(Collected data entries)
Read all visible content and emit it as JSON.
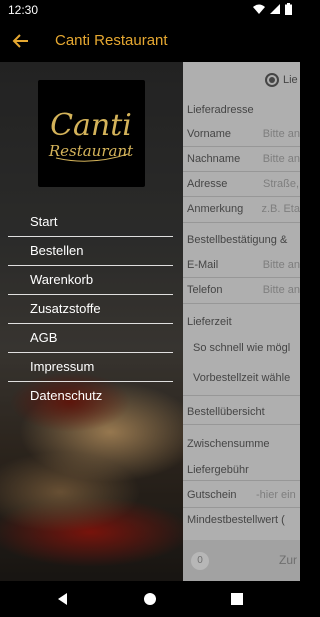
{
  "status_bar": {
    "time": "12:30",
    "icons": [
      "wifi-icon",
      "signal-icon",
      "battery-icon"
    ]
  },
  "app_bar": {
    "title": "Canti Restaurant",
    "back_icon": "back-arrow-icon",
    "accent": "#e6a831"
  },
  "drawer": {
    "logo": {
      "line1": "Canti",
      "line2": "Restaurant"
    },
    "menu": [
      {
        "label": "Start"
      },
      {
        "label": "Bestellen"
      },
      {
        "label": "Warenkorb"
      },
      {
        "label": "Zusatzstoffe"
      },
      {
        "label": "AGB"
      },
      {
        "label": "Impressum"
      },
      {
        "label": "Datenschutz"
      }
    ]
  },
  "form": {
    "radio_label": "Lie",
    "lieferadresse": "Lieferadresse",
    "fields": [
      {
        "label": "Vorname",
        "placeholder": "Bitte an"
      },
      {
        "label": "Nachname",
        "placeholder": "Bitte an"
      },
      {
        "label": "Adresse",
        "placeholder": "Straße,"
      },
      {
        "label": "Anmerkung",
        "placeholder": "z.B. Eta"
      }
    ],
    "bestaetigung": "Bestellbestätigung &",
    "contact_fields": [
      {
        "label": "E-Mail",
        "placeholder": "Bitte an"
      },
      {
        "label": "Telefon",
        "placeholder": "Bitte an"
      }
    ],
    "lieferzeit": "Lieferzeit",
    "time_options": [
      "So schnell wie mögl",
      "Vorbestellzeit wähle"
    ],
    "bestelluebersicht": "Bestellübersicht",
    "zwischensumme": "Zwischensumme",
    "liefergebuehr": "Liefergebühr",
    "gutschein_label": "Gutschein",
    "gutschein_placeholder": "-hier ein",
    "mindestbestellwert": "Mindestbestellwert (",
    "bottom": {
      "count": "0",
      "button": "Zur"
    }
  },
  "nav_bar": {
    "icons": [
      "back-triangle-icon",
      "home-circle-icon",
      "recents-square-icon"
    ]
  }
}
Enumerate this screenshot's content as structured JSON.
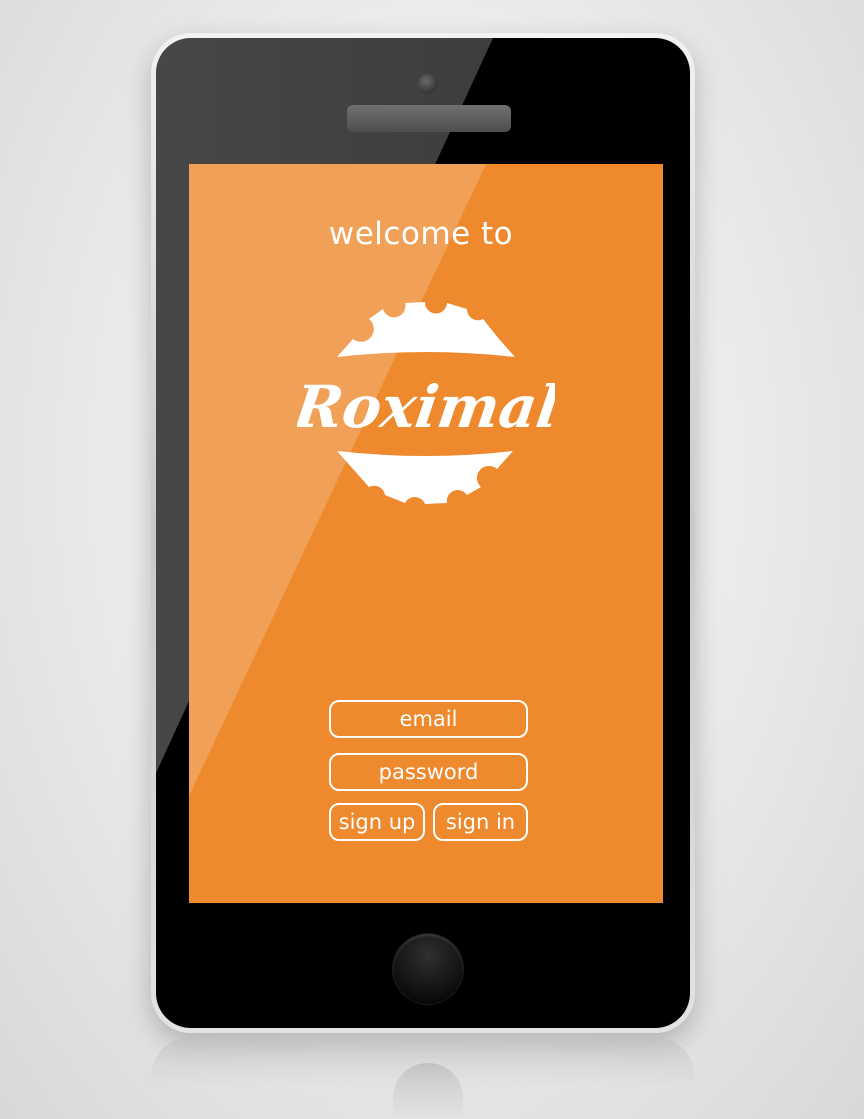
{
  "screen": {
    "welcome_text": "welcome to",
    "logo_text": "Roximal",
    "email_placeholder": "email",
    "password_placeholder": "password",
    "signup_label": "sign up",
    "signin_label": "sign in"
  },
  "colors": {
    "screen_background": "#ee892d",
    "foreground": "#ffffff",
    "device_bezel": "#000000"
  },
  "icons": {
    "logo": "gear-badge-icon",
    "home": "home-button-icon",
    "camera": "front-camera-icon",
    "speaker": "earpiece-speaker-icon"
  }
}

What you are asked to do -> Show all lines in the entries above where the word "home" appears.

Exercise answer ->
      "home-circle-icon",
    "home": "home-button-icon",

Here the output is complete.